--- Provided entries ---
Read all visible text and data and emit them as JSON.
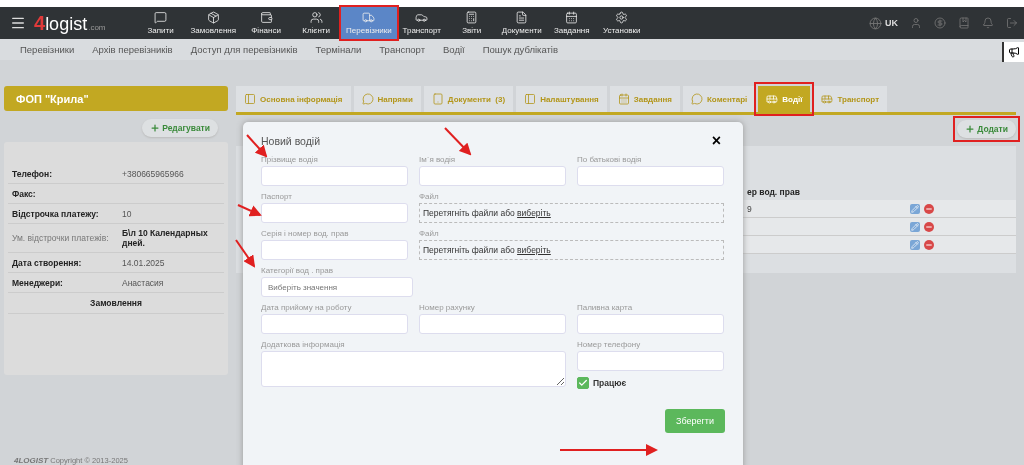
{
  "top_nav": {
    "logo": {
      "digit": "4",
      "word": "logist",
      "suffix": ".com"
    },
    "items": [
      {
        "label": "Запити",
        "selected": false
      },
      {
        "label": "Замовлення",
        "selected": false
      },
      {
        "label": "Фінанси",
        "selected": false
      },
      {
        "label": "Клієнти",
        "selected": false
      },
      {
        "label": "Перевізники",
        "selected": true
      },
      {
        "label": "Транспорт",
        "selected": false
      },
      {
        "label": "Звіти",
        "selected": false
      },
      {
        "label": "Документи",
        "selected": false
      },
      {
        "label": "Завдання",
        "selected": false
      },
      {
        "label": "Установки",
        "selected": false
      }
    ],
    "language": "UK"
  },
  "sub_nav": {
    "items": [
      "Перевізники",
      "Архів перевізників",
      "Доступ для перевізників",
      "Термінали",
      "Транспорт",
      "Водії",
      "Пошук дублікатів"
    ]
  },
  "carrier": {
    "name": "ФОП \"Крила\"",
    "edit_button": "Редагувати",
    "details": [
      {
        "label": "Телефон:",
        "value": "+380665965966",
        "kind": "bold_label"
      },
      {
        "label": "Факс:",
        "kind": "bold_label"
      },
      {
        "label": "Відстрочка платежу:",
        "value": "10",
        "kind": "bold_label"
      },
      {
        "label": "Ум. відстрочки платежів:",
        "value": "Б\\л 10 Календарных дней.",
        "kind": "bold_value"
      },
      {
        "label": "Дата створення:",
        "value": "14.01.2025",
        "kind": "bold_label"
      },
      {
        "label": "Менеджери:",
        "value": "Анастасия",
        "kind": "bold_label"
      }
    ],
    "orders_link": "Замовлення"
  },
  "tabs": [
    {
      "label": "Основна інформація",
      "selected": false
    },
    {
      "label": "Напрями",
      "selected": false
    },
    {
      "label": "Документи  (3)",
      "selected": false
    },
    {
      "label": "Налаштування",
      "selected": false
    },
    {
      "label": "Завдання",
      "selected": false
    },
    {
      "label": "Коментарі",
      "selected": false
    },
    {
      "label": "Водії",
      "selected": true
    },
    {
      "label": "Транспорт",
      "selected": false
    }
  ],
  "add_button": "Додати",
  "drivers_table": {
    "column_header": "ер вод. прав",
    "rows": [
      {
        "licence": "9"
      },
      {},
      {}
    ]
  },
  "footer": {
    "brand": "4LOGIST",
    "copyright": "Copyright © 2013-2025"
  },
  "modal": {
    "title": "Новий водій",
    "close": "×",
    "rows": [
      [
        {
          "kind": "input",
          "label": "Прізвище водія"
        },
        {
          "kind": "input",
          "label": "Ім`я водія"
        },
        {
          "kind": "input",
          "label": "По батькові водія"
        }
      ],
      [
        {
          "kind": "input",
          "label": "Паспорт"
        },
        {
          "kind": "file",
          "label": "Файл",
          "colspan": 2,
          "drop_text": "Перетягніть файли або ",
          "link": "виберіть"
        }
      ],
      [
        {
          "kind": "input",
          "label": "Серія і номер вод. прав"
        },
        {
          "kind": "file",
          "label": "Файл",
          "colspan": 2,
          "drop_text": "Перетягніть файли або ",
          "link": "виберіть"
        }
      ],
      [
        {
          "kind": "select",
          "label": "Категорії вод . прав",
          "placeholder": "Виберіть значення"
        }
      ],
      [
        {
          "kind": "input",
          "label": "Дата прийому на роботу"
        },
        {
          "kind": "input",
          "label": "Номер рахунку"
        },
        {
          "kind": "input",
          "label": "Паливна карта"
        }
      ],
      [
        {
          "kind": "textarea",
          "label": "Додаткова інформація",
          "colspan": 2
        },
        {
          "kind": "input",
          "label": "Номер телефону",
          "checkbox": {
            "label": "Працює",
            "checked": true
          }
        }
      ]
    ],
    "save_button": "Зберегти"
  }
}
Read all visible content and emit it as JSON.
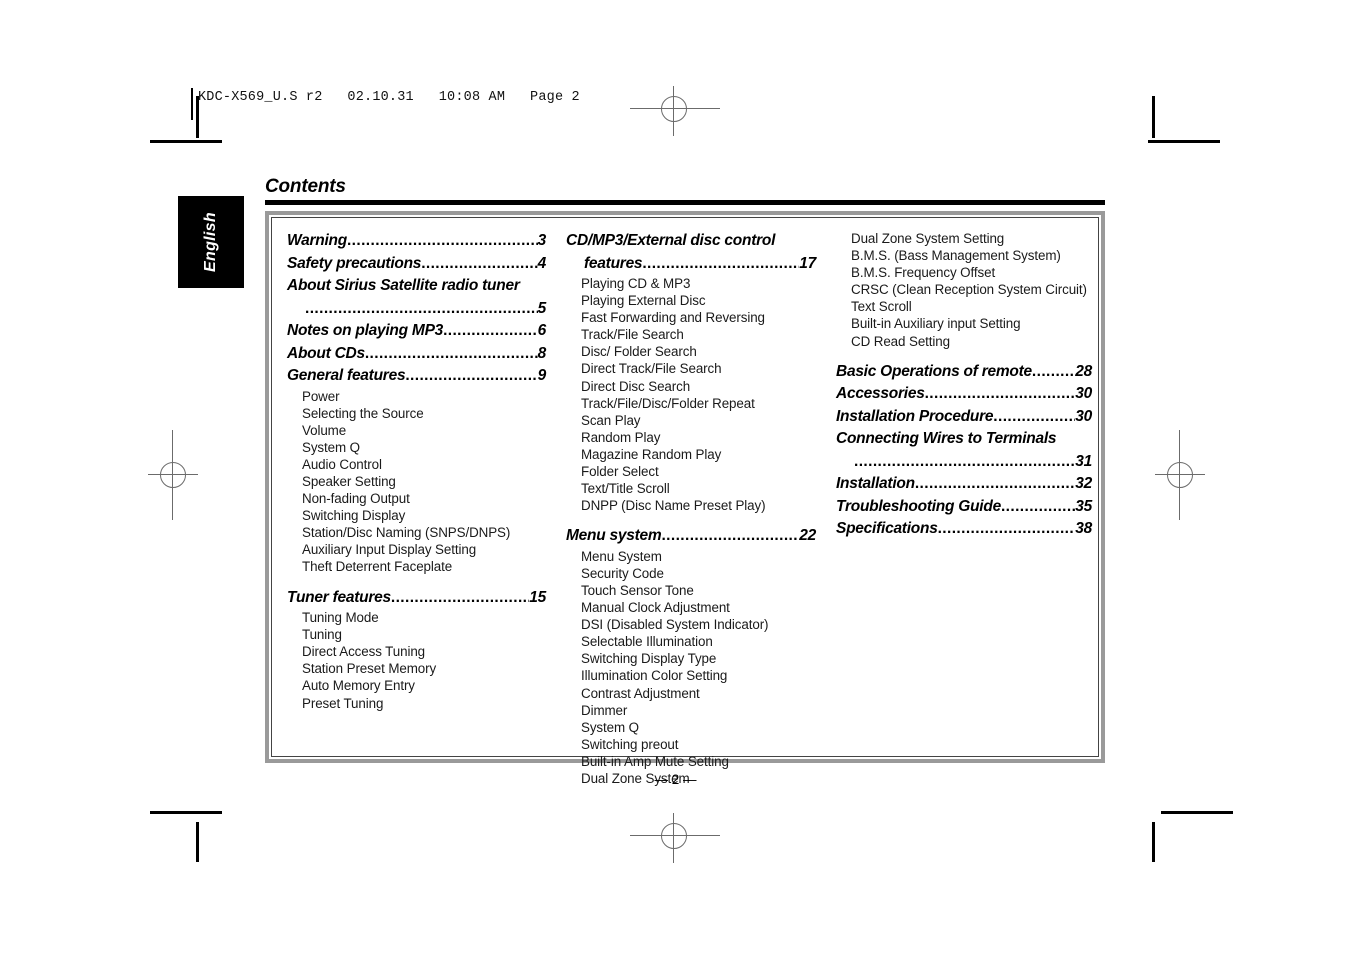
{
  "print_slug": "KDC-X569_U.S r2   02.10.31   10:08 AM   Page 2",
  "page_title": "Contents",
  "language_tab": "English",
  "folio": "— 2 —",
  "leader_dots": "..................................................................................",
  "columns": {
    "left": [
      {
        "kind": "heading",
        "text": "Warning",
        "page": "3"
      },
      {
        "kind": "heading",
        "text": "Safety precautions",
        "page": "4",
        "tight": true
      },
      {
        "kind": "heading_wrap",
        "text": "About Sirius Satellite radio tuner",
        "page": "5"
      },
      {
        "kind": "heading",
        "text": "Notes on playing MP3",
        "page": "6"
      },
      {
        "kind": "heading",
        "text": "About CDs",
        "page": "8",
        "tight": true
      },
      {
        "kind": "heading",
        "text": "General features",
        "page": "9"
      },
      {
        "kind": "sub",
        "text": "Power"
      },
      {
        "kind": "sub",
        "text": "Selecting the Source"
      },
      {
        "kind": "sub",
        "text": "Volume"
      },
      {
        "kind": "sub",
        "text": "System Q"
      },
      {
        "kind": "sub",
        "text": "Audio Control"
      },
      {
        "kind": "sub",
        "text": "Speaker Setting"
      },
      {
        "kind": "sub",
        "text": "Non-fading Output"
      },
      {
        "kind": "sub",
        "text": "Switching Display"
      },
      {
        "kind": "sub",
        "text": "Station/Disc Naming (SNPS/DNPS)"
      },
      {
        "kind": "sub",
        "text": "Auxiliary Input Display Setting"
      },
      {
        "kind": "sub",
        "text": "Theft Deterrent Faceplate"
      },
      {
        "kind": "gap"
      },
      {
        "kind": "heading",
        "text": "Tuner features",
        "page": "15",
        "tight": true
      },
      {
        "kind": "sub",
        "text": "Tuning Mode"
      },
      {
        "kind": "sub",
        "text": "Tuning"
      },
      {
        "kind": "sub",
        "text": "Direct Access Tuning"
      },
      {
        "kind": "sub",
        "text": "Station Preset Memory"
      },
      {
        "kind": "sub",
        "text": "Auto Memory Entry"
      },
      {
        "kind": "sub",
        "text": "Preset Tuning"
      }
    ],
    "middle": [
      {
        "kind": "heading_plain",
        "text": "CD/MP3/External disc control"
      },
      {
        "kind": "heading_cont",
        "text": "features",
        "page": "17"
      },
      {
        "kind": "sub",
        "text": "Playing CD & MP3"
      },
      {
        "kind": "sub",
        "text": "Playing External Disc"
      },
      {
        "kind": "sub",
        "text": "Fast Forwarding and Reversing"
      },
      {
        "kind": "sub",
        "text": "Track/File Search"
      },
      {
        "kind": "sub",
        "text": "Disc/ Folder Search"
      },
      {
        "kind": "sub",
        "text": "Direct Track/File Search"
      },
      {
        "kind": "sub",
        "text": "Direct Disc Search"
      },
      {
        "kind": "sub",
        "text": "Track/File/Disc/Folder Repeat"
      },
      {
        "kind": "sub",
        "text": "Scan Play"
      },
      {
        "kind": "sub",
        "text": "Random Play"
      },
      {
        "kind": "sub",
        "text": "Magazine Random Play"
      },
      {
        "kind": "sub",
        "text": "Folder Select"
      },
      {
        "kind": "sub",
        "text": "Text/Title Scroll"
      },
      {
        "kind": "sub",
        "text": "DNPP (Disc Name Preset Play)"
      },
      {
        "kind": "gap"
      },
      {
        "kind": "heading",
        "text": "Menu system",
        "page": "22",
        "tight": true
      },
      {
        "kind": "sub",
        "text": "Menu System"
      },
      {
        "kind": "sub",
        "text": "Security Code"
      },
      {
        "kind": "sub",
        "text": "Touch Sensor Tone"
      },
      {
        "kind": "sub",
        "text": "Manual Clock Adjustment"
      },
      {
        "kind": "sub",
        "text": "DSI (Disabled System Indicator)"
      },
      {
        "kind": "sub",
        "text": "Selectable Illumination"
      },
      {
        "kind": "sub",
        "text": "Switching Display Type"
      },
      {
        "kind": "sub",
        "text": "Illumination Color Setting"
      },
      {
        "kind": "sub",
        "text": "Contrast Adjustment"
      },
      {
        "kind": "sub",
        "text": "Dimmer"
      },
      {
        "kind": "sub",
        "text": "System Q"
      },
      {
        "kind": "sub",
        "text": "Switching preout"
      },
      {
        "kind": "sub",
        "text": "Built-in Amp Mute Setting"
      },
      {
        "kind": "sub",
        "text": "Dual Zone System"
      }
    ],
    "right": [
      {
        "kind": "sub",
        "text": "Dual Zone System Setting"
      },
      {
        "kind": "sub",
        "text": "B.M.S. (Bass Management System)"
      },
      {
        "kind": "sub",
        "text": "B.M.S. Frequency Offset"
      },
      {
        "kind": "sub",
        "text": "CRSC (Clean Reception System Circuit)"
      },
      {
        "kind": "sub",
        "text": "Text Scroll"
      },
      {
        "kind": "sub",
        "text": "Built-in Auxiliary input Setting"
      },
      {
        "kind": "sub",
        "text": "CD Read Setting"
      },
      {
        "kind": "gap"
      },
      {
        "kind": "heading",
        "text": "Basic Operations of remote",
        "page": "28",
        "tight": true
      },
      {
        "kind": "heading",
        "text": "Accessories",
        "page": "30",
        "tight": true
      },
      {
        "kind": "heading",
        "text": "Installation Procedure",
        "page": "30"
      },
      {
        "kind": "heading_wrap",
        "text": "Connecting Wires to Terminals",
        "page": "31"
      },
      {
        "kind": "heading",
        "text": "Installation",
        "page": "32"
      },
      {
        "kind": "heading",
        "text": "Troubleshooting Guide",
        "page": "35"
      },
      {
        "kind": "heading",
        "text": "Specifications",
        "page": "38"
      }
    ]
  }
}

--- Set exercise ---
From the data, list each line in which the string "features" appears.

--- Solution ---
        "text": "General features",
        "text": "Tuner features",
        "text": "features",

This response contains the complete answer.